_Recorded data_
━━━━━━━━
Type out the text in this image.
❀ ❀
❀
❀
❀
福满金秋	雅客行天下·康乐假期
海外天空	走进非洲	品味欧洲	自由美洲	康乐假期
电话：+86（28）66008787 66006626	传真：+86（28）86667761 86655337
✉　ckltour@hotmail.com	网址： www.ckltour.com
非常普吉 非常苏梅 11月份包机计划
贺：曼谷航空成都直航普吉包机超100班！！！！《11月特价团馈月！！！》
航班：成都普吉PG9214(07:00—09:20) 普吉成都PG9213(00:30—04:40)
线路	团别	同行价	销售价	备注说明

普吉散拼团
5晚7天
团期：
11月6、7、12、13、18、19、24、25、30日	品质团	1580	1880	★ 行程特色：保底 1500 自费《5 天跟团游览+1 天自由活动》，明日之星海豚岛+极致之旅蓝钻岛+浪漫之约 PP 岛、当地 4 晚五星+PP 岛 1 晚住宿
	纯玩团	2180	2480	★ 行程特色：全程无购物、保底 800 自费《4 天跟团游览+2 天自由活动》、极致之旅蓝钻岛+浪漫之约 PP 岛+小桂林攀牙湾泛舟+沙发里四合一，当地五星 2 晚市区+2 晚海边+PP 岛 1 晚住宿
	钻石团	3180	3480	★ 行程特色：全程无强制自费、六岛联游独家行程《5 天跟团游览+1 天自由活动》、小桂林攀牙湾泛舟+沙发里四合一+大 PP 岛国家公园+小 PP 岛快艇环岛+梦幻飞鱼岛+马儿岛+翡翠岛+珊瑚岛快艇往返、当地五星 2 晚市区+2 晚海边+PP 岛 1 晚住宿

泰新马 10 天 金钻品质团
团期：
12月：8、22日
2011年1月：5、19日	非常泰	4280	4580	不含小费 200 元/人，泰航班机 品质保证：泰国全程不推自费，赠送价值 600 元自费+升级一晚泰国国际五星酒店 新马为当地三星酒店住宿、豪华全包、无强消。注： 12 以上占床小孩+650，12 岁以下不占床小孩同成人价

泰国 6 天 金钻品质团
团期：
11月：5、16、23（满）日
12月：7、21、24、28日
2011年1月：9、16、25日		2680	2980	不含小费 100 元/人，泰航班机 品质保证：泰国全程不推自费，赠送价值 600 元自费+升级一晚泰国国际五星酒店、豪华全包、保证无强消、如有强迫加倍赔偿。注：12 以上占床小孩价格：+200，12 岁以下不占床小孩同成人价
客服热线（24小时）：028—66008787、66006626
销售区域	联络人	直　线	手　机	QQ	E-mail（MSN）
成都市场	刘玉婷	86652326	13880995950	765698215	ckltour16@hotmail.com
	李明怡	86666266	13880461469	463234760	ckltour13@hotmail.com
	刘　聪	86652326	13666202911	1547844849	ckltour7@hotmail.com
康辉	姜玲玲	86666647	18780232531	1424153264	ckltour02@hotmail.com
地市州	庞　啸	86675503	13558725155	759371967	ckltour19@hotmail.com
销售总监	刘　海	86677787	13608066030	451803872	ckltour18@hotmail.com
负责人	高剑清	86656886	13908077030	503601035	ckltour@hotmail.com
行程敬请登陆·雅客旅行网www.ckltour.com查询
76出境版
━━━━━━━━
_Exercise_
Pick out every line of the listing containing the word "赠送价值", and show those lines.

_Solution for this problem_
2011年1月：5、19日	非常泰	4280	4580	不含小费 200 元/人，泰航班机 品质保证：泰国全程不推自费，赠送价值 600 元自费+升级一晚泰国国际五星酒店 新马为当地三星酒店住宿、豪华全包、无强消。注： 12 以上占床小孩+650，12 岁以下不占床小孩同成人价
2011年1月：9、16、25日		2680	2980	不含小费 100 元/人，泰航班机 品质保证：泰国全程不推自费，赠送价值 600 元自费+升级一晚泰国国际五星酒店、豪华全包、保证无强消、如有强迫加倍赔偿。注：12 以上占床小孩价格：+200，12 岁以下不占床小孩同成人价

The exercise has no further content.